##### Input records

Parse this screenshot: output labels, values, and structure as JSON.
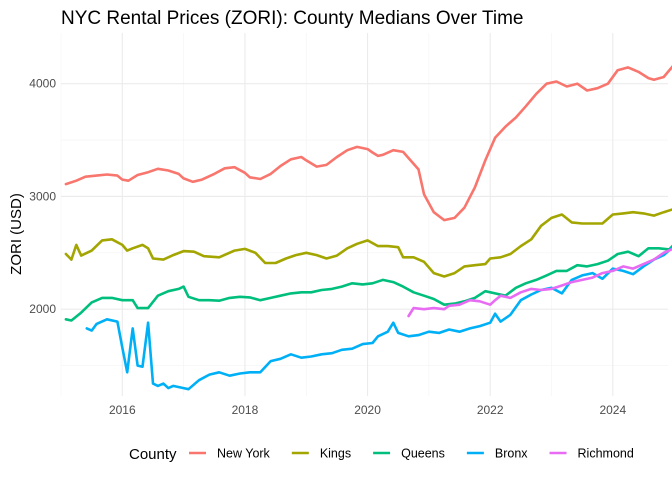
{
  "chart_data": {
    "type": "line",
    "title": "NYC Rental Prices (ZORI): County Medians Over Time",
    "xlabel": "",
    "ylabel": "ZORI (USD)",
    "xlim": [
      2015.0,
      2024.9
    ],
    "ylim": [
      1230,
      4450
    ],
    "x_ticks": [
      2016,
      2018,
      2020,
      2022,
      2024
    ],
    "y_ticks": [
      2000,
      3000,
      4000
    ],
    "grid": true,
    "legend": {
      "title": "County",
      "position": "bottom"
    },
    "series": [
      {
        "name": "New York",
        "color": "#F8766D",
        "points": [
          [
            2015.08,
            3110
          ],
          [
            2015.25,
            3140
          ],
          [
            2015.4,
            3175
          ],
          [
            2015.58,
            3185
          ],
          [
            2015.75,
            3195
          ],
          [
            2015.92,
            3185
          ],
          [
            2016.0,
            3150
          ],
          [
            2016.1,
            3140
          ],
          [
            2016.25,
            3190
          ],
          [
            2016.42,
            3215
          ],
          [
            2016.58,
            3245
          ],
          [
            2016.75,
            3230
          ],
          [
            2016.92,
            3200
          ],
          [
            2017.0,
            3160
          ],
          [
            2017.15,
            3130
          ],
          [
            2017.3,
            3150
          ],
          [
            2017.5,
            3200
          ],
          [
            2017.67,
            3250
          ],
          [
            2017.83,
            3260
          ],
          [
            2018.0,
            3210
          ],
          [
            2018.08,
            3170
          ],
          [
            2018.25,
            3155
          ],
          [
            2018.42,
            3200
          ],
          [
            2018.58,
            3270
          ],
          [
            2018.75,
            3330
          ],
          [
            2018.92,
            3350
          ],
          [
            2019.0,
            3320
          ],
          [
            2019.17,
            3265
          ],
          [
            2019.33,
            3280
          ],
          [
            2019.5,
            3350
          ],
          [
            2019.67,
            3410
          ],
          [
            2019.83,
            3440
          ],
          [
            2020.0,
            3420
          ],
          [
            2020.08,
            3390
          ],
          [
            2020.17,
            3360
          ],
          [
            2020.25,
            3370
          ],
          [
            2020.42,
            3410
          ],
          [
            2020.58,
            3395
          ],
          [
            2020.67,
            3340
          ],
          [
            2020.83,
            3240
          ],
          [
            2020.92,
            3020
          ],
          [
            2021.08,
            2860
          ],
          [
            2021.25,
            2790
          ],
          [
            2021.42,
            2810
          ],
          [
            2021.58,
            2900
          ],
          [
            2021.75,
            3080
          ],
          [
            2021.92,
            3320
          ],
          [
            2022.08,
            3520
          ],
          [
            2022.25,
            3620
          ],
          [
            2022.42,
            3700
          ],
          [
            2022.58,
            3800
          ],
          [
            2022.75,
            3910
          ],
          [
            2022.92,
            4000
          ],
          [
            2023.08,
            4020
          ],
          [
            2023.25,
            3975
          ],
          [
            2023.42,
            4000
          ],
          [
            2023.58,
            3940
          ],
          [
            2023.75,
            3960
          ],
          [
            2023.92,
            4000
          ],
          [
            2024.08,
            4120
          ],
          [
            2024.25,
            4145
          ],
          [
            2024.42,
            4105
          ],
          [
            2024.58,
            4050
          ],
          [
            2024.67,
            4035
          ],
          [
            2024.83,
            4060
          ],
          [
            2025.0,
            4170
          ],
          [
            2025.17,
            4240
          ],
          [
            2025.33,
            4290
          ]
        ]
      },
      {
        "name": "Kings",
        "color": "#A3A500",
        "points": [
          [
            2015.08,
            2490
          ],
          [
            2015.17,
            2440
          ],
          [
            2015.25,
            2570
          ],
          [
            2015.33,
            2475
          ],
          [
            2015.5,
            2520
          ],
          [
            2015.67,
            2610
          ],
          [
            2015.83,
            2620
          ],
          [
            2016.0,
            2570
          ],
          [
            2016.08,
            2520
          ],
          [
            2016.17,
            2540
          ],
          [
            2016.33,
            2570
          ],
          [
            2016.42,
            2540
          ],
          [
            2016.5,
            2450
          ],
          [
            2016.67,
            2440
          ],
          [
            2016.83,
            2480
          ],
          [
            2017.0,
            2515
          ],
          [
            2017.17,
            2510
          ],
          [
            2017.33,
            2470
          ],
          [
            2017.58,
            2460
          ],
          [
            2017.83,
            2520
          ],
          [
            2018.0,
            2535
          ],
          [
            2018.17,
            2500
          ],
          [
            2018.33,
            2410
          ],
          [
            2018.5,
            2410
          ],
          [
            2018.67,
            2450
          ],
          [
            2018.83,
            2480
          ],
          [
            2019.0,
            2500
          ],
          [
            2019.17,
            2480
          ],
          [
            2019.33,
            2450
          ],
          [
            2019.5,
            2475
          ],
          [
            2019.67,
            2540
          ],
          [
            2019.83,
            2580
          ],
          [
            2020.0,
            2610
          ],
          [
            2020.17,
            2560
          ],
          [
            2020.33,
            2560
          ],
          [
            2020.5,
            2550
          ],
          [
            2020.58,
            2460
          ],
          [
            2020.75,
            2460
          ],
          [
            2020.92,
            2420
          ],
          [
            2021.08,
            2320
          ],
          [
            2021.25,
            2290
          ],
          [
            2021.42,
            2320
          ],
          [
            2021.58,
            2380
          ],
          [
            2021.75,
            2390
          ],
          [
            2021.92,
            2400
          ],
          [
            2022.0,
            2450
          ],
          [
            2022.17,
            2460
          ],
          [
            2022.33,
            2490
          ],
          [
            2022.5,
            2560
          ],
          [
            2022.67,
            2620
          ],
          [
            2022.83,
            2740
          ],
          [
            2023.0,
            2810
          ],
          [
            2023.17,
            2840
          ],
          [
            2023.33,
            2770
          ],
          [
            2023.5,
            2760
          ],
          [
            2023.67,
            2760
          ],
          [
            2023.83,
            2760
          ],
          [
            2024.0,
            2840
          ],
          [
            2024.17,
            2850
          ],
          [
            2024.33,
            2860
          ],
          [
            2024.5,
            2850
          ],
          [
            2024.67,
            2830
          ],
          [
            2024.83,
            2860
          ],
          [
            2025.0,
            2890
          ],
          [
            2025.17,
            2920
          ],
          [
            2025.33,
            2940
          ],
          [
            2025.42,
            2960
          ]
        ]
      },
      {
        "name": "Queens",
        "color": "#00BF7D",
        "points": [
          [
            2015.08,
            1910
          ],
          [
            2015.17,
            1900
          ],
          [
            2015.33,
            1970
          ],
          [
            2015.5,
            2060
          ],
          [
            2015.67,
            2100
          ],
          [
            2015.83,
            2100
          ],
          [
            2016.0,
            2080
          ],
          [
            2016.17,
            2080
          ],
          [
            2016.25,
            2010
          ],
          [
            2016.42,
            2010
          ],
          [
            2016.58,
            2120
          ],
          [
            2016.75,
            2160
          ],
          [
            2016.92,
            2180
          ],
          [
            2017.0,
            2200
          ],
          [
            2017.08,
            2110
          ],
          [
            2017.25,
            2080
          ],
          [
            2017.42,
            2080
          ],
          [
            2017.58,
            2075
          ],
          [
            2017.75,
            2100
          ],
          [
            2017.92,
            2110
          ],
          [
            2018.08,
            2105
          ],
          [
            2018.25,
            2080
          ],
          [
            2018.42,
            2100
          ],
          [
            2018.58,
            2120
          ],
          [
            2018.75,
            2140
          ],
          [
            2018.92,
            2150
          ],
          [
            2019.08,
            2150
          ],
          [
            2019.25,
            2170
          ],
          [
            2019.42,
            2180
          ],
          [
            2019.58,
            2200
          ],
          [
            2019.75,
            2230
          ],
          [
            2019.92,
            2220
          ],
          [
            2020.08,
            2230
          ],
          [
            2020.25,
            2260
          ],
          [
            2020.42,
            2240
          ],
          [
            2020.58,
            2200
          ],
          [
            2020.75,
            2150
          ],
          [
            2020.92,
            2120
          ],
          [
            2021.08,
            2090
          ],
          [
            2021.25,
            2040
          ],
          [
            2021.42,
            2050
          ],
          [
            2021.58,
            2070
          ],
          [
            2021.75,
            2100
          ],
          [
            2021.92,
            2160
          ],
          [
            2022.08,
            2140
          ],
          [
            2022.25,
            2120
          ],
          [
            2022.42,
            2190
          ],
          [
            2022.58,
            2230
          ],
          [
            2022.75,
            2260
          ],
          [
            2022.92,
            2300
          ],
          [
            2023.08,
            2340
          ],
          [
            2023.25,
            2340
          ],
          [
            2023.42,
            2390
          ],
          [
            2023.58,
            2380
          ],
          [
            2023.75,
            2400
          ],
          [
            2023.92,
            2430
          ],
          [
            2024.08,
            2490
          ],
          [
            2024.25,
            2510
          ],
          [
            2024.42,
            2470
          ],
          [
            2024.58,
            2540
          ],
          [
            2024.75,
            2540
          ],
          [
            2024.92,
            2530
          ],
          [
            2025.08,
            2620
          ],
          [
            2025.25,
            2640
          ],
          [
            2025.42,
            2660
          ]
        ]
      },
      {
        "name": "Bronx",
        "color": "#00B0F6",
        "points": [
          [
            2015.42,
            1830
          ],
          [
            2015.5,
            1810
          ],
          [
            2015.58,
            1870
          ],
          [
            2015.75,
            1910
          ],
          [
            2015.92,
            1890
          ],
          [
            2016.0,
            1660
          ],
          [
            2016.08,
            1440
          ],
          [
            2016.17,
            1830
          ],
          [
            2016.25,
            1500
          ],
          [
            2016.33,
            1490
          ],
          [
            2016.42,
            1880
          ],
          [
            2016.5,
            1340
          ],
          [
            2016.58,
            1320
          ],
          [
            2016.67,
            1340
          ],
          [
            2016.75,
            1300
          ],
          [
            2016.83,
            1320
          ],
          [
            2017.0,
            1300
          ],
          [
            2017.08,
            1290
          ],
          [
            2017.25,
            1370
          ],
          [
            2017.42,
            1420
          ],
          [
            2017.58,
            1440
          ],
          [
            2017.75,
            1410
          ],
          [
            2017.92,
            1430
          ],
          [
            2018.08,
            1440
          ],
          [
            2018.25,
            1440
          ],
          [
            2018.42,
            1540
          ],
          [
            2018.58,
            1560
          ],
          [
            2018.75,
            1600
          ],
          [
            2018.92,
            1570
          ],
          [
            2019.08,
            1580
          ],
          [
            2019.25,
            1600
          ],
          [
            2019.42,
            1610
          ],
          [
            2019.58,
            1640
          ],
          [
            2019.75,
            1650
          ],
          [
            2019.92,
            1690
          ],
          [
            2020.08,
            1700
          ],
          [
            2020.17,
            1760
          ],
          [
            2020.33,
            1800
          ],
          [
            2020.42,
            1880
          ],
          [
            2020.5,
            1790
          ],
          [
            2020.67,
            1760
          ],
          [
            2020.83,
            1770
          ],
          [
            2021.0,
            1800
          ],
          [
            2021.17,
            1790
          ],
          [
            2021.33,
            1820
          ],
          [
            2021.5,
            1800
          ],
          [
            2021.67,
            1830
          ],
          [
            2021.83,
            1850
          ],
          [
            2022.0,
            1880
          ],
          [
            2022.08,
            1960
          ],
          [
            2022.17,
            1890
          ],
          [
            2022.33,
            1950
          ],
          [
            2022.5,
            2080
          ],
          [
            2022.67,
            2130
          ],
          [
            2022.83,
            2170
          ],
          [
            2023.0,
            2190
          ],
          [
            2023.17,
            2140
          ],
          [
            2023.33,
            2260
          ],
          [
            2023.5,
            2300
          ],
          [
            2023.67,
            2320
          ],
          [
            2023.83,
            2270
          ],
          [
            2024.0,
            2360
          ],
          [
            2024.17,
            2340
          ],
          [
            2024.33,
            2310
          ],
          [
            2024.5,
            2380
          ],
          [
            2024.67,
            2440
          ],
          [
            2024.83,
            2480
          ],
          [
            2025.0,
            2560
          ],
          [
            2025.17,
            2510
          ],
          [
            2025.33,
            2510
          ],
          [
            2025.42,
            2490
          ]
        ]
      },
      {
        "name": "Richmond",
        "color": "#E76BF3",
        "points": [
          [
            2020.67,
            1940
          ],
          [
            2020.75,
            2010
          ],
          [
            2020.92,
            2000
          ],
          [
            2021.08,
            2010
          ],
          [
            2021.25,
            2000
          ],
          [
            2021.33,
            2030
          ],
          [
            2021.5,
            2040
          ],
          [
            2021.67,
            2080
          ],
          [
            2021.83,
            2070
          ],
          [
            2022.0,
            2040
          ],
          [
            2022.08,
            2080
          ],
          [
            2022.17,
            2120
          ],
          [
            2022.33,
            2100
          ],
          [
            2022.5,
            2150
          ],
          [
            2022.67,
            2180
          ],
          [
            2022.83,
            2170
          ],
          [
            2023.0,
            2180
          ],
          [
            2023.17,
            2210
          ],
          [
            2023.33,
            2240
          ],
          [
            2023.5,
            2260
          ],
          [
            2023.67,
            2280
          ],
          [
            2023.83,
            2320
          ],
          [
            2024.0,
            2340
          ],
          [
            2024.17,
            2380
          ],
          [
            2024.33,
            2360
          ],
          [
            2024.5,
            2400
          ],
          [
            2024.67,
            2440
          ],
          [
            2024.83,
            2500
          ],
          [
            2025.0,
            2540
          ],
          [
            2025.17,
            2570
          ],
          [
            2025.33,
            2590
          ]
        ]
      }
    ]
  }
}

##########

▶ Given instruction: Work out how many lines of the listing above include the word "ZORI". Report only the number.

▶ Written solution: 2